→ **GIVEN INSTRUCTION**
Can you transcribe every line exactly and leave the pictures behind?

→ **Data entries for graphics**
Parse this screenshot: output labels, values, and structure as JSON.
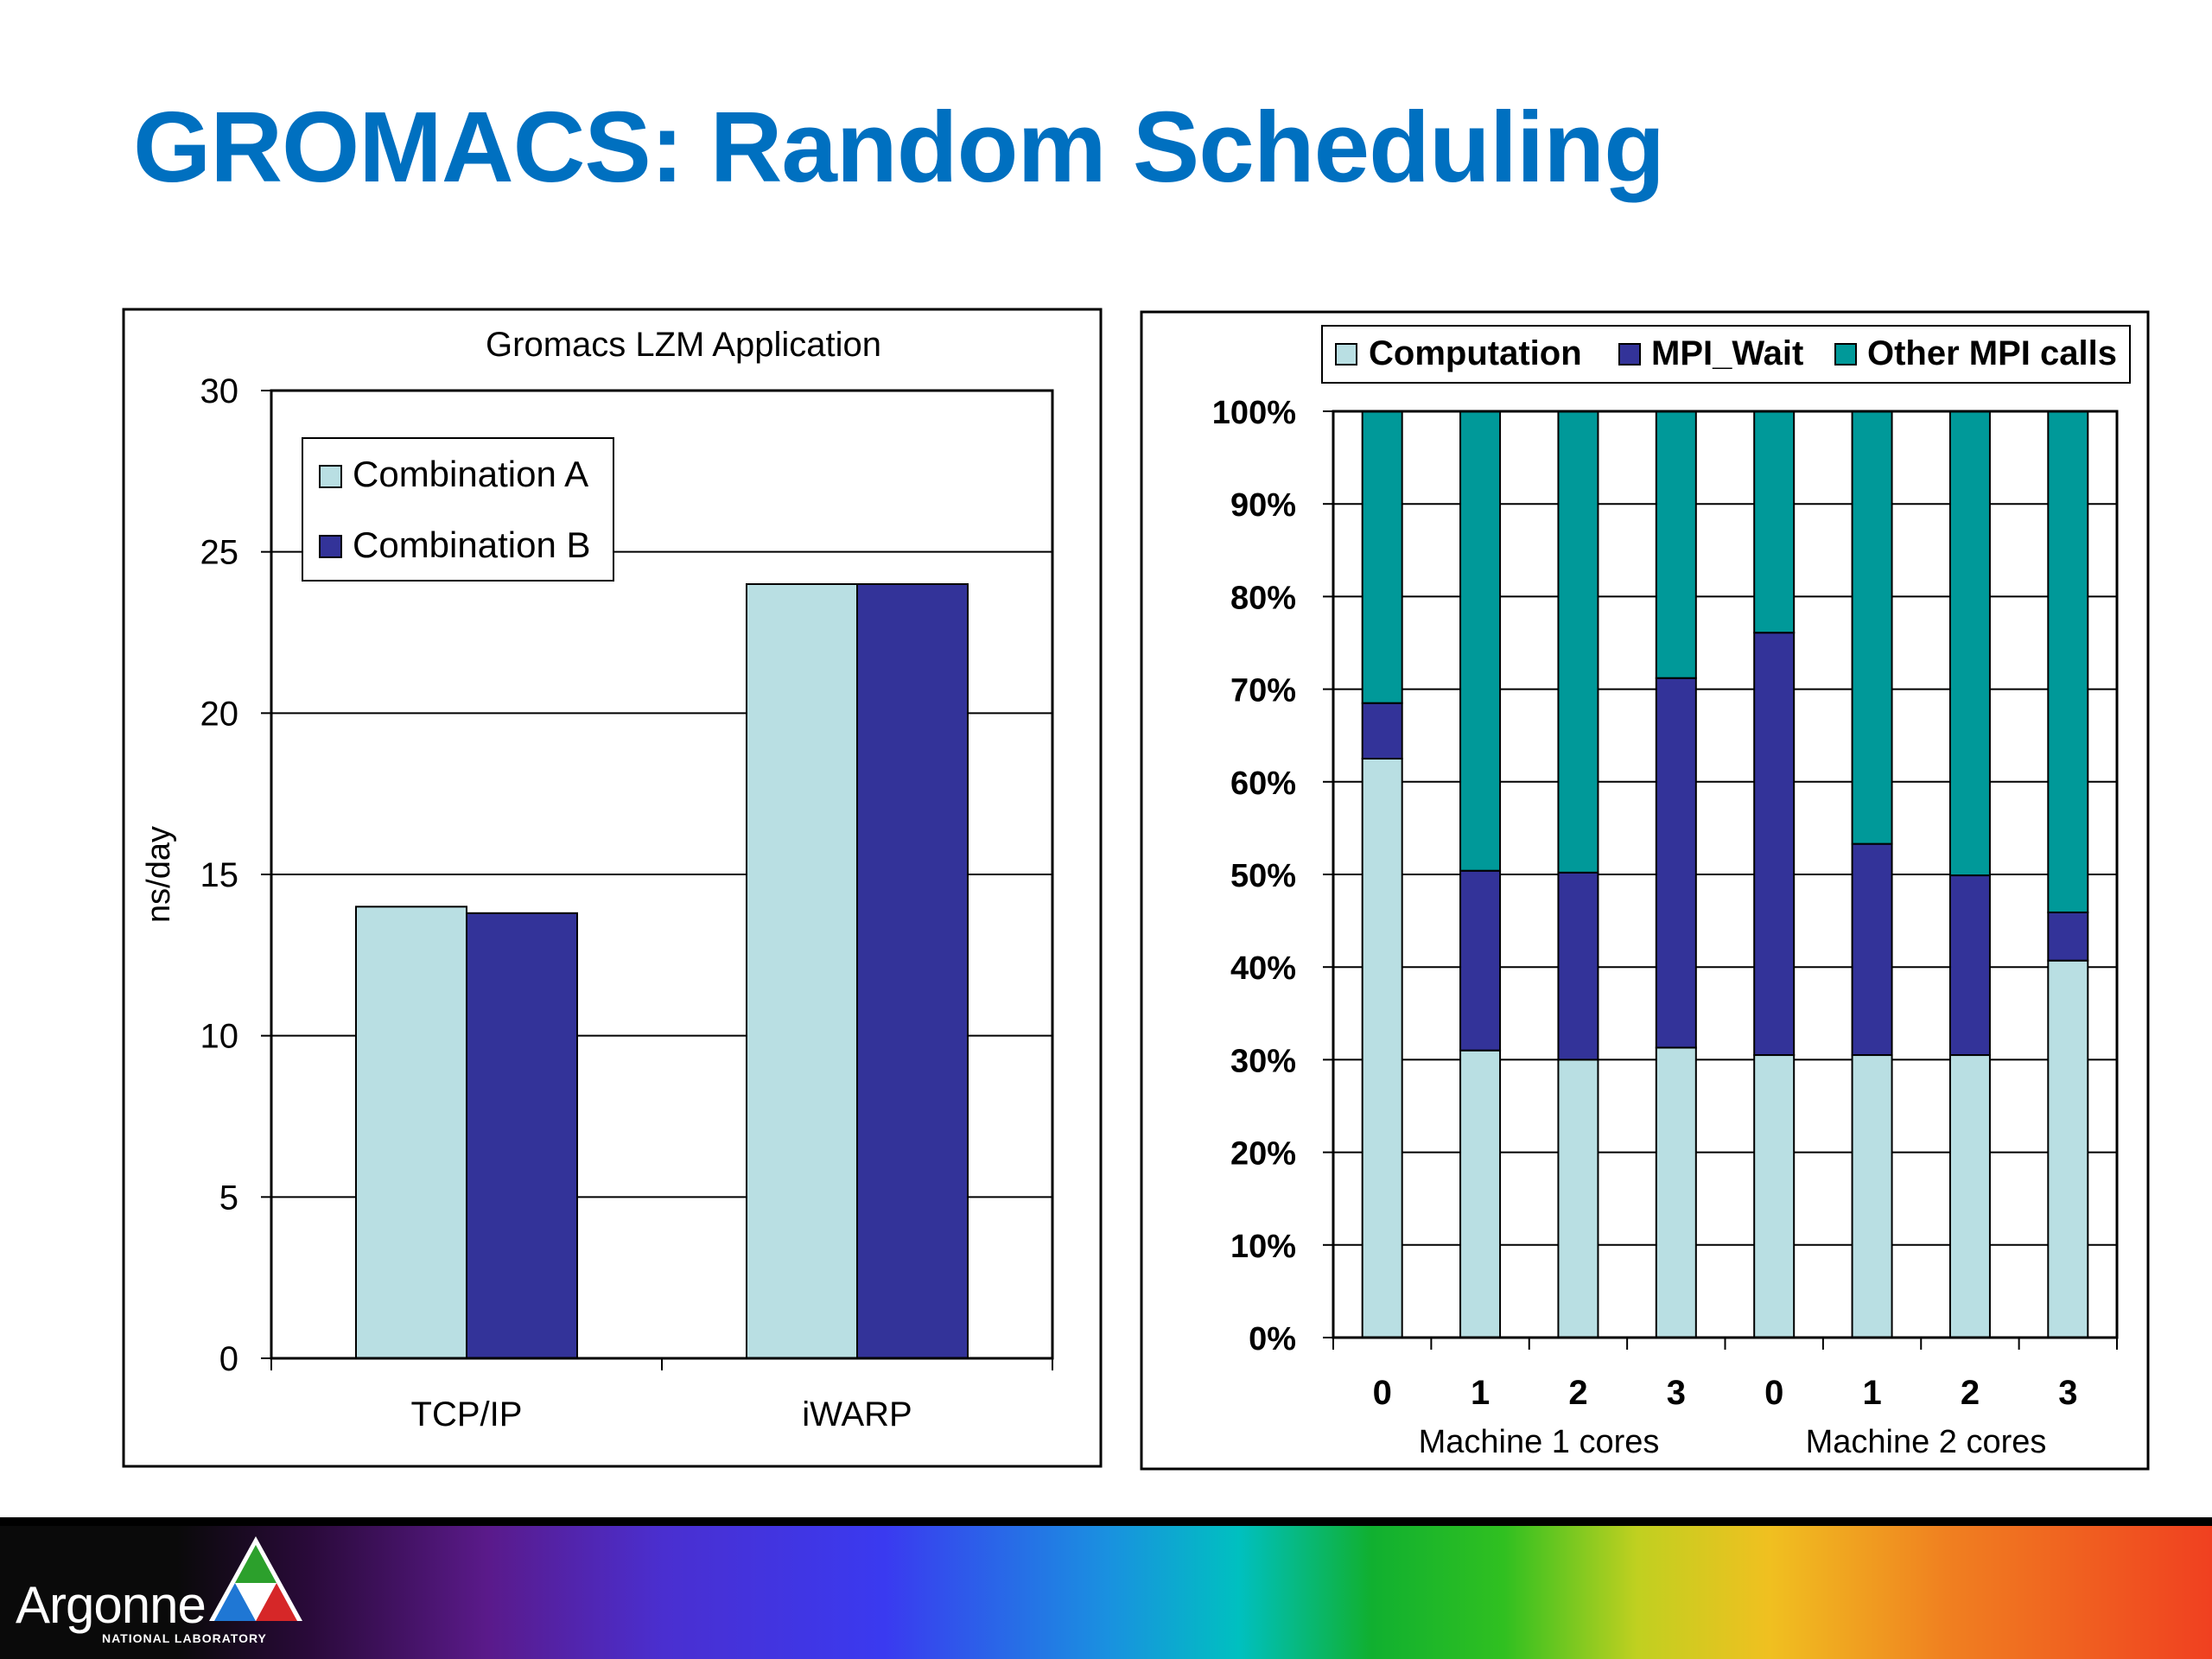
{
  "slide": {
    "title": "GROMACS: Random Scheduling"
  },
  "logo": {
    "name": "Argonne",
    "subtitle": "NATIONAL LABORATORY"
  },
  "colors": {
    "title": "#0070C0",
    "light_blue": "#B9DFE3",
    "navy": "#333399",
    "teal": "#009999"
  },
  "chart_data": [
    {
      "type": "bar",
      "title": "Gromacs LZM Application",
      "xlabel": "",
      "ylabel": "ns/day",
      "ylim": [
        0,
        30
      ],
      "yticks": [
        0,
        5,
        10,
        15,
        20,
        25,
        30
      ],
      "grid": true,
      "legend": "top-left",
      "categories": [
        "TCP/IP",
        "iWARP"
      ],
      "series": [
        {
          "name": "Combination A",
          "values": [
            14.0,
            24.0
          ],
          "color": "#B9DFE3"
        },
        {
          "name": "Combination B",
          "values": [
            13.8,
            24.0
          ],
          "color": "#333399"
        }
      ]
    },
    {
      "type": "bar",
      "stacked": true,
      "title": "",
      "xlabel": "",
      "ylabel": "",
      "ylim": [
        0,
        100
      ],
      "yticks": [
        "0%",
        "10%",
        "20%",
        "30%",
        "40%",
        "50%",
        "60%",
        "70%",
        "80%",
        "90%",
        "100%"
      ],
      "grid": true,
      "legend": "top",
      "categories": [
        "0",
        "1",
        "2",
        "3",
        "0",
        "1",
        "2",
        "3"
      ],
      "groups": [
        "Machine 1 cores",
        "Machine 2 cores"
      ],
      "series": [
        {
          "name": "Computation",
          "values": [
            62.5,
            31,
            30,
            31.3,
            30.5,
            30.5,
            30.5,
            40.7
          ],
          "color": "#B9DFE3"
        },
        {
          "name": "MPI_Wait",
          "values": [
            6,
            19.4,
            20.2,
            39.9,
            45.6,
            22.8,
            19.4,
            5.2
          ],
          "color": "#333399"
        },
        {
          "name": "Other MPI calls",
          "values": [
            31.5,
            49.6,
            49.8,
            28.8,
            23.9,
            46.7,
            50.1,
            54.1
          ],
          "color": "#009999"
        }
      ]
    }
  ]
}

→ **WRITTEN ANSWER**
Parse this screenshot: output labels, values, and structure as JSON.
{
  "slide": {
    "title": "GROMACS: Random Scheduling"
  },
  "logo": {
    "name": "Argonne",
    "subtitle": "NATIONAL LABORATORY"
  },
  "colors": {
    "title": "#0070C0",
    "light_blue": "#B9DFE3",
    "navy": "#333399",
    "teal": "#009999"
  },
  "chart_data": [
    {
      "type": "bar",
      "title": "Gromacs LZM Application",
      "xlabel": "",
      "ylabel": "ns/day",
      "ylim": [
        0,
        30
      ],
      "yticks": [
        0,
        5,
        10,
        15,
        20,
        25,
        30
      ],
      "grid": true,
      "legend": "top-left",
      "categories": [
        "TCP/IP",
        "iWARP"
      ],
      "series": [
        {
          "name": "Combination A",
          "values": [
            14.0,
            24.0
          ],
          "color": "#B9DFE3"
        },
        {
          "name": "Combination B",
          "values": [
            13.8,
            24.0
          ],
          "color": "#333399"
        }
      ]
    },
    {
      "type": "bar",
      "stacked": true,
      "title": "",
      "xlabel": "",
      "ylabel": "",
      "ylim": [
        0,
        100
      ],
      "yticks": [
        "0%",
        "10%",
        "20%",
        "30%",
        "40%",
        "50%",
        "60%",
        "70%",
        "80%",
        "90%",
        "100%"
      ],
      "grid": true,
      "legend": "top",
      "categories": [
        "0",
        "1",
        "2",
        "3",
        "0",
        "1",
        "2",
        "3"
      ],
      "groups": [
        "Machine 1 cores",
        "Machine 2 cores"
      ],
      "series": [
        {
          "name": "Computation",
          "values": [
            62.5,
            31,
            30,
            31.3,
            30.5,
            30.5,
            30.5,
            40.7
          ],
          "color": "#B9DFE3"
        },
        {
          "name": "MPI_Wait",
          "values": [
            6,
            19.4,
            20.2,
            39.9,
            45.6,
            22.8,
            19.4,
            5.2
          ],
          "color": "#333399"
        },
        {
          "name": "Other MPI calls",
          "values": [
            31.5,
            49.6,
            49.8,
            28.8,
            23.9,
            46.7,
            50.1,
            54.1
          ],
          "color": "#009999"
        }
      ]
    }
  ]
}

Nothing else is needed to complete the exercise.